:: RECORDED INFORMATION ::

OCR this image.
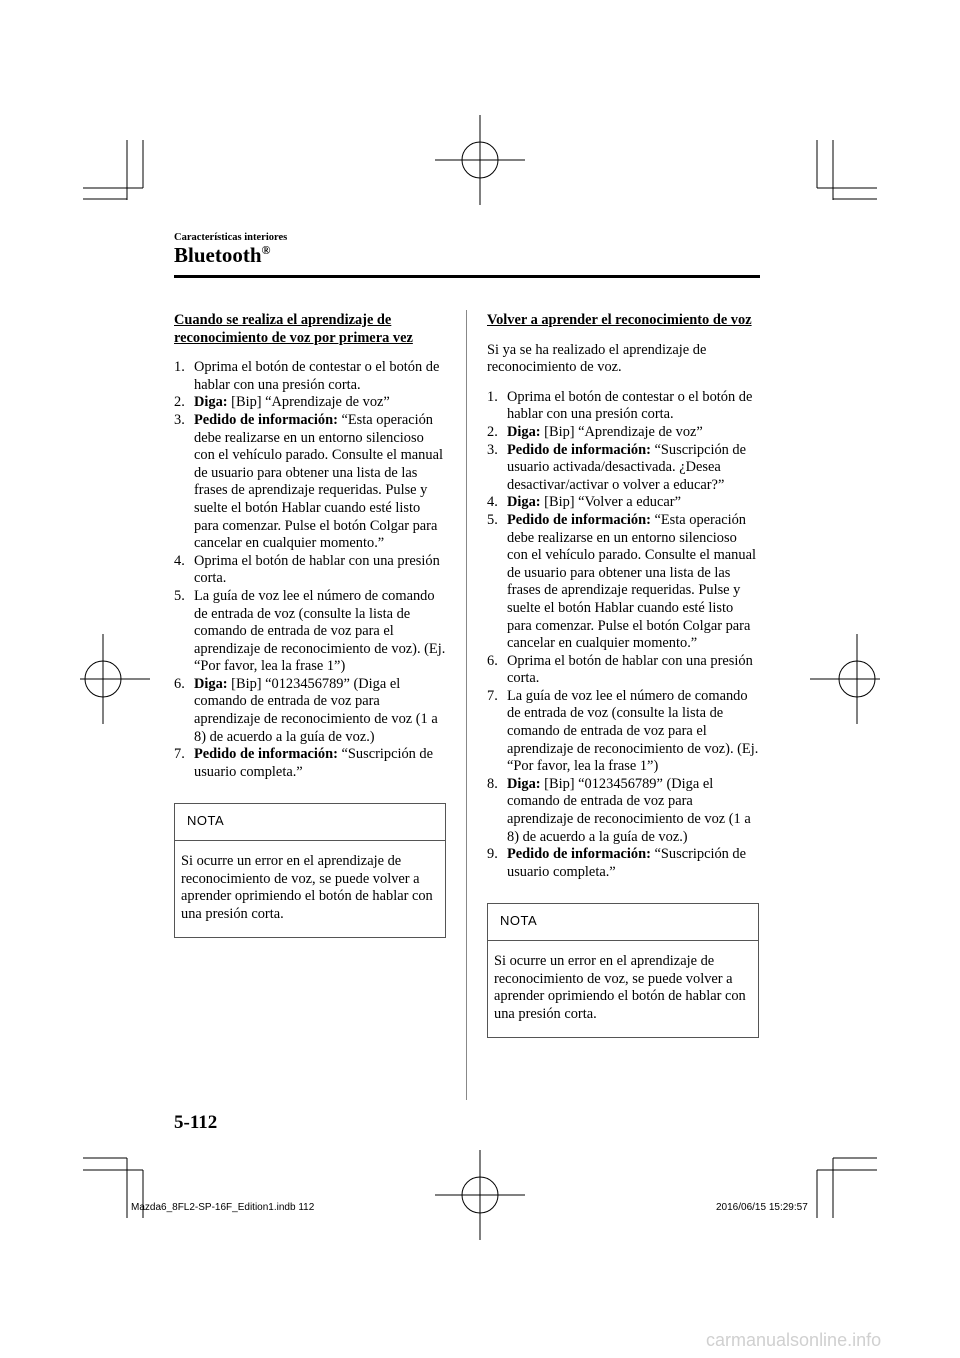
Características interiores
Bluetooth®
Cuando se realiza el aprendizaje de reconocimiento de voz por primera vez
1. Oprima el botón de contestar o el botón de hablar con una presión corta.
2. Diga: [Bip] “Aprendizaje de voz”
3. Pedido de información: “Esta operación debe realizarse en un entorno silencioso con el vehículo parado. Consulte el manual de usuario para obtener una lista de las frases de aprendizaje requeridas. Pulse y suelte el botón Hablar cuando esté listo para comenzar. Pulse el botón Colgar para cancelar en cualquier momento.”
4. Oprima el botón de hablar con una presión corta.
5. La guía de voz lee el número de comando de entrada de voz (consulte la lista de comando de entrada de voz para el aprendizaje de reconocimiento de voz). (Ej. “Por favor, lea la frase 1”)
6. Diga: [Bip] “0123456789” (Diga el comando de entrada de voz para aprendizaje de reconocimiento de voz (1 a 8) de acuerdo a la guía de voz.)
7. Pedido de información: “Suscripción de usuario completa.”
NOTA
Si ocurre un error en el aprendizaje de reconocimiento de voz, se puede volver a aprender oprimiendo el botón de hablar con una presión corta.
Volver a aprender el reconocimiento de voz
Si ya se ha realizado el aprendizaje de reconocimiento de voz.
1. Oprima el botón de contestar o el botón de hablar con una presión corta.
2. Diga: [Bip] “Aprendizaje de voz”
3. Pedido de información: “Suscripción de usuario activada/desactivada. ¿Desea desactivar/activar o volver a educar?”
4. Diga: [Bip] “Volver a educar”
5. Pedido de información: “Esta operación debe realizarse en un entorno silencioso con el vehículo parado. Consulte el manual de usuario para obtener una lista de las frases de aprendizaje requeridas. Pulse y suelte el botón Hablar cuando esté listo para comenzar. Pulse el botón Colgar para cancelar en cualquier momento.”
6. Oprima el botón de hablar con una presión corta.
7. La guía de voz lee el número de comando de entrada de voz (consulte la lista de comando de entrada de voz para el aprendizaje de reconocimiento de voz). (Ej. “Por favor, lea la frase 1”)
8. Diga: [Bip] “0123456789” (Diga el comando de entrada de voz para aprendizaje de reconocimiento de voz (1 a 8) de acuerdo a la guía de voz.)
9. Pedido de información: “Suscripción de usuario completa.”
NOTA
Si ocurre un error en el aprendizaje de reconocimiento de voz, se puede volver a aprender oprimiendo el botón de hablar con una presión corta.
5-112
Mazda6_8FL2-SP-16F_Edition1.indb 112	2016/06/15 15:29:57
carmanualsonline.info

:::

EXERCISE AIM »
Exclude the pictures and transcribe all of the entries exactly.

ANSWER TO THIS EXERCISE »
OCR this image.
Características interiores
Bluetooth®
Cuando se realiza el aprendizaje de reconocimiento de voz por primera vez
1. Oprima el botón de contestar o el botón de hablar con una presión corta.
2. Diga: [Bip] “Aprendizaje de voz”
3. Pedido de información: “Esta operación debe realizarse en un entorno silencioso con el vehículo parado. Consulte el manual de usuario para obtener una lista de las frases de aprendizaje requeridas. Pulse y suelte el botón Hablar cuando esté listo para comenzar. Pulse el botón Colgar para cancelar en cualquier momento.”
4. Oprima el botón de hablar con una presión corta.
5. La guía de voz lee el número de comando de entrada de voz (consulte la lista de comando de entrada de voz para el aprendizaje de reconocimiento de voz). (Ej. “Por favor, lea la frase 1”)
6. Diga: [Bip] “0123456789” (Diga el comando de entrada de voz para aprendizaje de reconocimiento de voz (1 a 8) de acuerdo a la guía de voz.)
7. Pedido de información: “Suscripción de usuario completa.”
NOTA
Si ocurre un error en el aprendizaje de reconocimiento de voz, se puede volver a aprender oprimiendo el botón de hablar con una presión corta.
Volver a aprender el reconocimiento de voz
Si ya se ha realizado el aprendizaje de reconocimiento de voz.
1. Oprima el botón de contestar o el botón de hablar con una presión corta.
2. Diga: [Bip] “Aprendizaje de voz”
3. Pedido de información: “Suscripción de usuario activada/desactivada. ¿Desea desactivar/activar o volver a educar?”
4. Diga: [Bip] “Volver a educar”
5. Pedido de información: “Esta operación debe realizarse en un entorno silencioso con el vehículo parado. Consulte el manual de usuario para obtener una lista de las frases de aprendizaje requeridas. Pulse y suelte el botón Hablar cuando esté listo para comenzar. Pulse el botón Colgar para cancelar en cualquier momento.”
6. Oprima el botón de hablar con una presión corta.
7. La guía de voz lee el número de comando de entrada de voz (consulte la lista de comando de entrada de voz para el aprendizaje de reconocimiento de voz). (Ej. “Por favor, lea la frase 1”)
8. Diga: [Bip] “0123456789” (Diga el comando de entrada de voz para aprendizaje de reconocimiento de voz (1 a 8) de acuerdo a la guía de voz.)
9. Pedido de información: “Suscripción de usuario completa.”
NOTA
Si ocurre un error en el aprendizaje de reconocimiento de voz, se puede volver a aprender oprimiendo el botón de hablar con una presión corta.
5-112
Mazda6_8FL2-SP-16F_Edition1.indb 112	2016/06/15 15:29:57
carmanualsonline.info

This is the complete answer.